Description of the task. Your task is to retype each line of the data below exactly.
☆ ☆ ☆ ☆ ☆
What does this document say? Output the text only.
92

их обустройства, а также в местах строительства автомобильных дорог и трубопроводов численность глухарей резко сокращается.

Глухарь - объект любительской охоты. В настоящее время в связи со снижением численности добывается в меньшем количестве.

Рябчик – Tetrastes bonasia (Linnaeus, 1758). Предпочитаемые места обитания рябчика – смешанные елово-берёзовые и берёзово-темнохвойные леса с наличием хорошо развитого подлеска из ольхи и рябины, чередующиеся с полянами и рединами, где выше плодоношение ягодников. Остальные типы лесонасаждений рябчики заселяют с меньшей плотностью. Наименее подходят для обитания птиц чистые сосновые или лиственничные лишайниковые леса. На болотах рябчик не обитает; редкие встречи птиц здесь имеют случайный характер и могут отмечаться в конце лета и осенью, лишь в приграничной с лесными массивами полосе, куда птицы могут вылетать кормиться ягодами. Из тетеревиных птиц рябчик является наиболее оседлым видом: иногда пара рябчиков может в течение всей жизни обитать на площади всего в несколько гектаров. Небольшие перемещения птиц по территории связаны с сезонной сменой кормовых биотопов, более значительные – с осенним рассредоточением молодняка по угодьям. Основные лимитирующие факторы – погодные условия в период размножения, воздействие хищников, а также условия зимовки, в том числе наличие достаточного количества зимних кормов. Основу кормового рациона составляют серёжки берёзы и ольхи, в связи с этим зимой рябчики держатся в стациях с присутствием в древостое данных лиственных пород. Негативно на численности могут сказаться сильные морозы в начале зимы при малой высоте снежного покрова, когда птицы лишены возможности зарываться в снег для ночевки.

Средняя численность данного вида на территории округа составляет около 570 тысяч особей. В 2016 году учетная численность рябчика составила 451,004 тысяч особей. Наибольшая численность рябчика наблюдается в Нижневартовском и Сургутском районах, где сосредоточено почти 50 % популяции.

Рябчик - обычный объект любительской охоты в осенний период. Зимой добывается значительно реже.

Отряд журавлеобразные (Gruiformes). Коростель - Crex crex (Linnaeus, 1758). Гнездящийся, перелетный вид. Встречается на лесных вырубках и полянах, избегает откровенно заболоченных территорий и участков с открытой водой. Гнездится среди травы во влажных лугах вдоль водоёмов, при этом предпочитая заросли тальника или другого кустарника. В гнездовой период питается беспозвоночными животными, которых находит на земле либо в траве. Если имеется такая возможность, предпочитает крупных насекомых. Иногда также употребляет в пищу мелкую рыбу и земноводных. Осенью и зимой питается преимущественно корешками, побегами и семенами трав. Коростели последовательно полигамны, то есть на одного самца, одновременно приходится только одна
☆ ☆ ☆ ☆ ☆
Written solution.
What does this document say? Output the text only.
92

их обустройства, а также в местах строительства автомобильных дорог и трубопроводов численность глухарей резко сокращается.

Глухарь - объект любительской охоты. В настоящее время в связи со снижением численности добывается в меньшем количестве.

Рябчик – Tetrastes bonasia (Linnaeus, 1758). Предпочитаемые места обитания рябчика – смешанные елово-берёзовые и берёзово-темнохвойные леса с наличием хорошо развитого подлеска из ольхи и рябины, чередующиеся с полянами и рединами, где выше плодоношение ягодников. Остальные типы лесонасаждений рябчики заселяют с меньшей плотностью. Наименее подходят для обитания птиц чистые сосновые или лиственничные лишайниковые леса. На болотах рябчик не обитает; редкие встречи птиц здесь имеют случайный характер и могут отмечаться в конце лета и осенью, лишь в приграничной с лесными массивами полосе, куда птицы могут вылетать кормиться ягодами. Из тетеревиных птиц рябчик является наиболее оседлым видом: иногда пара рябчиков может в течение всей жизни обитать на площади всего в несколько гектаров. Небольшие перемещения птиц по территории связаны с сезонной сменой кормовых биотопов, более значительные – с осенним рассредоточением молодняка по угодьям. Основные лимитирующие факторы – погодные условия в период размножения, воздействие хищников, а также условия зимовки, в том числе наличие достаточного количества зимних кормов. Основу кормового рациона составляют серёжки берёзы и ольхи, в связи с этим зимой рябчики держатся в стациях с присутствием в древостое данных лиственных пород. Негативно на численности могут сказаться сильные морозы в начале зимы при малой высоте снежного покрова, когда птицы лишены возможности зарываться в снег для ночевки.

Средняя численность данного вида на территории округа составляет около 570 тысяч особей. В 2016 году учетная численность рябчика составила 451,004 тысяч особей. Наибольшая численность рябчика наблюдается в Нижневартовском и Сургутском районах, где сосредоточено почти 50 % популяции.

Рябчик - обычный объект любительской охоты в осенний период. Зимой добывается значительно реже.

Отряд журавлеобразные (Gruiformes). Коростель - Crex crex (Linnaeus, 1758). Гнездящийся, перелетный вид. Встречается на лесных вырубках и полянах, избегает откровенно заболоченных территорий и участков с открытой водой. Гнездится среди травы во влажных лугах вдоль водоёмов, при этом предпочитая заросли тальника или другого кустарника. В гнездовой период питается беспозвоночными животными, которых находит на земле либо в траве. Если имеется такая возможность, предпочитает крупных насекомых. Иногда также употребляет в пищу мелкую рыбу и земноводных. Осенью и зимой питается преимущественно корешками, побегами и семенами трав. Коростели последовательно полигамны, то есть на одного самца, одновременно приходится только одна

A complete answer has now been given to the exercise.